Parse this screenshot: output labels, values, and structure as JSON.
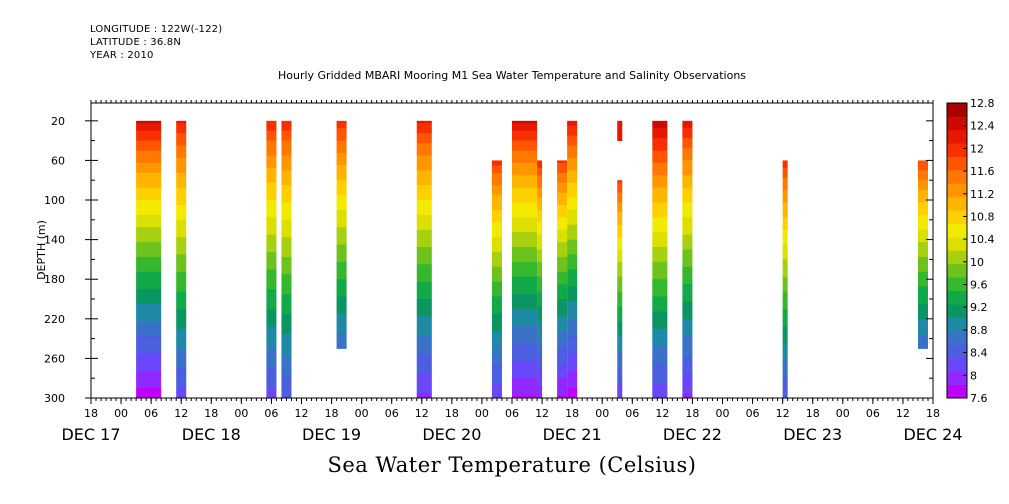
{
  "header": {
    "longitude": "LONGITUDE : 122W(-122)",
    "latitude": "LATITUDE : 36.8N",
    "year": "YEAR : 2010"
  },
  "chart_data": {
    "type": "heatmap",
    "title": "Hourly Gridded MBARI Mooring M1 Sea Water Temperature and Salinity Observations",
    "variable_title": "Sea Water Temperature (Celsius)",
    "ylabel": "DEPTH (m)",
    "y_reversed": true,
    "ylim": [
      300,
      2
    ],
    "y_ticks": [
      20,
      60,
      100,
      140,
      180,
      220,
      260,
      300
    ],
    "x_start": "DEC 17 12:00",
    "x_end": "DEC 24 12:00",
    "x_hour_ticks": [
      "18",
      "00",
      "06",
      "12",
      "18",
      "00",
      "06",
      "12",
      "18",
      "00",
      "06",
      "12",
      "18",
      "00",
      "06",
      "12",
      "18",
      "00",
      "06",
      "12",
      "18",
      "00",
      "06",
      "12",
      "18",
      "00",
      "06",
      "12",
      "18",
      "00",
      "06",
      "12"
    ],
    "x_day_labels": [
      "DEC 17",
      "DEC 18",
      "DEC 19",
      "DEC 20",
      "DEC 21",
      "DEC 22",
      "DEC 23",
      "DEC 24"
    ],
    "colorbar": {
      "levels": [
        7.6,
        8,
        8.4,
        8.8,
        9.2,
        9.6,
        10,
        10.4,
        10.8,
        11.2,
        11.6,
        12,
        12.4,
        12.8
      ],
      "colors": [
        "#c000ff",
        "#9028ff",
        "#6848f8",
        "#4c5fe0",
        "#3a72c8",
        "#1f89a6",
        "#0b9562",
        "#12aa48",
        "#35b72e",
        "#6ec21e",
        "#a7d010",
        "#dce000",
        "#f4ea00",
        "#ffd000",
        "#ffb400",
        "#ff9600",
        "#ff7800",
        "#ff5400",
        "#f83000",
        "#e81800",
        "#cc0a00",
        "#a80000"
      ]
    },
    "columns": [
      {
        "start": "DEC 17 21:00",
        "end": "DEC 18 02:00",
        "top_depth": 20,
        "bottom_depth": 300,
        "surface_temp": 12.4,
        "bottom_temp": 7.7
      },
      {
        "start": "DEC 18 05:00",
        "end": "DEC 18 07:00",
        "top_depth": 20,
        "bottom_depth": 300,
        "surface_temp": 12.2,
        "bottom_temp": 8.2
      },
      {
        "start": "DEC 18 23:00",
        "end": "DEC 19 01:00",
        "top_depth": 20,
        "bottom_depth": 300,
        "surface_temp": 12.1,
        "bottom_temp": 8.2
      },
      {
        "start": "DEC 19 02:00",
        "end": "DEC 19 04:00",
        "top_depth": 20,
        "bottom_depth": 300,
        "surface_temp": 12.1,
        "bottom_temp": 8.3
      },
      {
        "start": "DEC 19 13:00",
        "end": "DEC 19 15:00",
        "top_depth": 20,
        "bottom_depth": 250,
        "surface_temp": 12.1,
        "bottom_temp": 8.6
      },
      {
        "start": "DEC 20 05:00",
        "end": "DEC 20 08:00",
        "top_depth": 20,
        "bottom_depth": 300,
        "surface_temp": 12.2,
        "bottom_temp": 8.0
      },
      {
        "start": "DEC 20 20:00",
        "end": "DEC 20 22:00",
        "top_depth": 60,
        "bottom_depth": 300,
        "surface_temp": 12.0,
        "bottom_temp": 8.1
      },
      {
        "start": "DEC 21 00:00",
        "end": "DEC 21 05:00",
        "top_depth": 20,
        "bottom_depth": 300,
        "surface_temp": 12.4,
        "bottom_temp": 7.8
      },
      {
        "start": "DEC 21 05:00",
        "end": "DEC 21 06:00",
        "top_depth": 60,
        "bottom_depth": 300,
        "surface_temp": 12.1,
        "bottom_temp": 7.9
      },
      {
        "start": "DEC 21 09:00",
        "end": "DEC 21 11:00",
        "top_depth": 60,
        "bottom_depth": 300,
        "surface_temp": 12.0,
        "bottom_temp": 7.8
      },
      {
        "start": "DEC 21 11:00",
        "end": "DEC 21 13:00",
        "top_depth": 20,
        "bottom_depth": 300,
        "surface_temp": 12.3,
        "bottom_temp": 7.7
      },
      {
        "start": "DEC 21 21:00",
        "end": "DEC 21 22:00",
        "top_depth": 20,
        "bottom_depth": 40,
        "surface_temp": 12.3,
        "bottom_temp": 12.1
      },
      {
        "start": "DEC 21 21:00",
        "end": "DEC 21 22:00",
        "top_depth": 80,
        "bottom_depth": 300,
        "surface_temp": 12.0,
        "bottom_temp": 8.1
      },
      {
        "start": "DEC 22 04:00",
        "end": "DEC 22 07:00",
        "top_depth": 20,
        "bottom_depth": 300,
        "surface_temp": 12.6,
        "bottom_temp": 8.1
      },
      {
        "start": "DEC 22 10:00",
        "end": "DEC 22 12:00",
        "top_depth": 20,
        "bottom_depth": 300,
        "surface_temp": 12.3,
        "bottom_temp": 8.0
      },
      {
        "start": "DEC 23 06:00",
        "end": "DEC 23 07:00",
        "top_depth": 60,
        "bottom_depth": 300,
        "surface_temp": 12.1,
        "bottom_temp": 8.3
      },
      {
        "start": "DEC 24 09:00",
        "end": "DEC 24 11:00",
        "top_depth": 60,
        "bottom_depth": 250,
        "surface_temp": 11.9,
        "bottom_temp": 8.6
      }
    ]
  }
}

################

Exercise description:
Working from the lines above, reproduce the material exactly and exclude its pictures.

Output for this task:
Parse this screenshot: output labels, values, and structure as JSON.
{
  "header": {
    "longitude": "LONGITUDE : 122W(-122)",
    "latitude": "LATITUDE : 36.8N",
    "year": "YEAR : 2010"
  },
  "chart_data": {
    "type": "heatmap",
    "title": "Hourly Gridded MBARI Mooring M1 Sea Water Temperature and Salinity Observations",
    "variable_title": "Sea Water Temperature (Celsius)",
    "ylabel": "DEPTH (m)",
    "y_reversed": true,
    "ylim": [
      300,
      2
    ],
    "y_ticks": [
      20,
      60,
      100,
      140,
      180,
      220,
      260,
      300
    ],
    "x_start": "DEC 17 12:00",
    "x_end": "DEC 24 12:00",
    "x_hour_ticks": [
      "18",
      "00",
      "06",
      "12",
      "18",
      "00",
      "06",
      "12",
      "18",
      "00",
      "06",
      "12",
      "18",
      "00",
      "06",
      "12",
      "18",
      "00",
      "06",
      "12",
      "18",
      "00",
      "06",
      "12",
      "18",
      "00",
      "06",
      "12",
      "18",
      "00",
      "06",
      "12"
    ],
    "x_day_labels": [
      "DEC 17",
      "DEC 18",
      "DEC 19",
      "DEC 20",
      "DEC 21",
      "DEC 22",
      "DEC 23",
      "DEC 24"
    ],
    "colorbar": {
      "levels": [
        7.6,
        8,
        8.4,
        8.8,
        9.2,
        9.6,
        10,
        10.4,
        10.8,
        11.2,
        11.6,
        12,
        12.4,
        12.8
      ],
      "colors": [
        "#c000ff",
        "#9028ff",
        "#6848f8",
        "#4c5fe0",
        "#3a72c8",
        "#1f89a6",
        "#0b9562",
        "#12aa48",
        "#35b72e",
        "#6ec21e",
        "#a7d010",
        "#dce000",
        "#f4ea00",
        "#ffd000",
        "#ffb400",
        "#ff9600",
        "#ff7800",
        "#ff5400",
        "#f83000",
        "#e81800",
        "#cc0a00",
        "#a80000"
      ]
    },
    "columns": [
      {
        "start": "DEC 17 21:00",
        "end": "DEC 18 02:00",
        "top_depth": 20,
        "bottom_depth": 300,
        "surface_temp": 12.4,
        "bottom_temp": 7.7
      },
      {
        "start": "DEC 18 05:00",
        "end": "DEC 18 07:00",
        "top_depth": 20,
        "bottom_depth": 300,
        "surface_temp": 12.2,
        "bottom_temp": 8.2
      },
      {
        "start": "DEC 18 23:00",
        "end": "DEC 19 01:00",
        "top_depth": 20,
        "bottom_depth": 300,
        "surface_temp": 12.1,
        "bottom_temp": 8.2
      },
      {
        "start": "DEC 19 02:00",
        "end": "DEC 19 04:00",
        "top_depth": 20,
        "bottom_depth": 300,
        "surface_temp": 12.1,
        "bottom_temp": 8.3
      },
      {
        "start": "DEC 19 13:00",
        "end": "DEC 19 15:00",
        "top_depth": 20,
        "bottom_depth": 250,
        "surface_temp": 12.1,
        "bottom_temp": 8.6
      },
      {
        "start": "DEC 20 05:00",
        "end": "DEC 20 08:00",
        "top_depth": 20,
        "bottom_depth": 300,
        "surface_temp": 12.2,
        "bottom_temp": 8.0
      },
      {
        "start": "DEC 20 20:00",
        "end": "DEC 20 22:00",
        "top_depth": 60,
        "bottom_depth": 300,
        "surface_temp": 12.0,
        "bottom_temp": 8.1
      },
      {
        "start": "DEC 21 00:00",
        "end": "DEC 21 05:00",
        "top_depth": 20,
        "bottom_depth": 300,
        "surface_temp": 12.4,
        "bottom_temp": 7.8
      },
      {
        "start": "DEC 21 05:00",
        "end": "DEC 21 06:00",
        "top_depth": 60,
        "bottom_depth": 300,
        "surface_temp": 12.1,
        "bottom_temp": 7.9
      },
      {
        "start": "DEC 21 09:00",
        "end": "DEC 21 11:00",
        "top_depth": 60,
        "bottom_depth": 300,
        "surface_temp": 12.0,
        "bottom_temp": 7.8
      },
      {
        "start": "DEC 21 11:00",
        "end": "DEC 21 13:00",
        "top_depth": 20,
        "bottom_depth": 300,
        "surface_temp": 12.3,
        "bottom_temp": 7.7
      },
      {
        "start": "DEC 21 21:00",
        "end": "DEC 21 22:00",
        "top_depth": 20,
        "bottom_depth": 40,
        "surface_temp": 12.3,
        "bottom_temp": 12.1
      },
      {
        "start": "DEC 21 21:00",
        "end": "DEC 21 22:00",
        "top_depth": 80,
        "bottom_depth": 300,
        "surface_temp": 12.0,
        "bottom_temp": 8.1
      },
      {
        "start": "DEC 22 04:00",
        "end": "DEC 22 07:00",
        "top_depth": 20,
        "bottom_depth": 300,
        "surface_temp": 12.6,
        "bottom_temp": 8.1
      },
      {
        "start": "DEC 22 10:00",
        "end": "DEC 22 12:00",
        "top_depth": 20,
        "bottom_depth": 300,
        "surface_temp": 12.3,
        "bottom_temp": 8.0
      },
      {
        "start": "DEC 23 06:00",
        "end": "DEC 23 07:00",
        "top_depth": 60,
        "bottom_depth": 300,
        "surface_temp": 12.1,
        "bottom_temp": 8.3
      },
      {
        "start": "DEC 24 09:00",
        "end": "DEC 24 11:00",
        "top_depth": 60,
        "bottom_depth": 250,
        "surface_temp": 11.9,
        "bottom_temp": 8.6
      }
    ]
  }
}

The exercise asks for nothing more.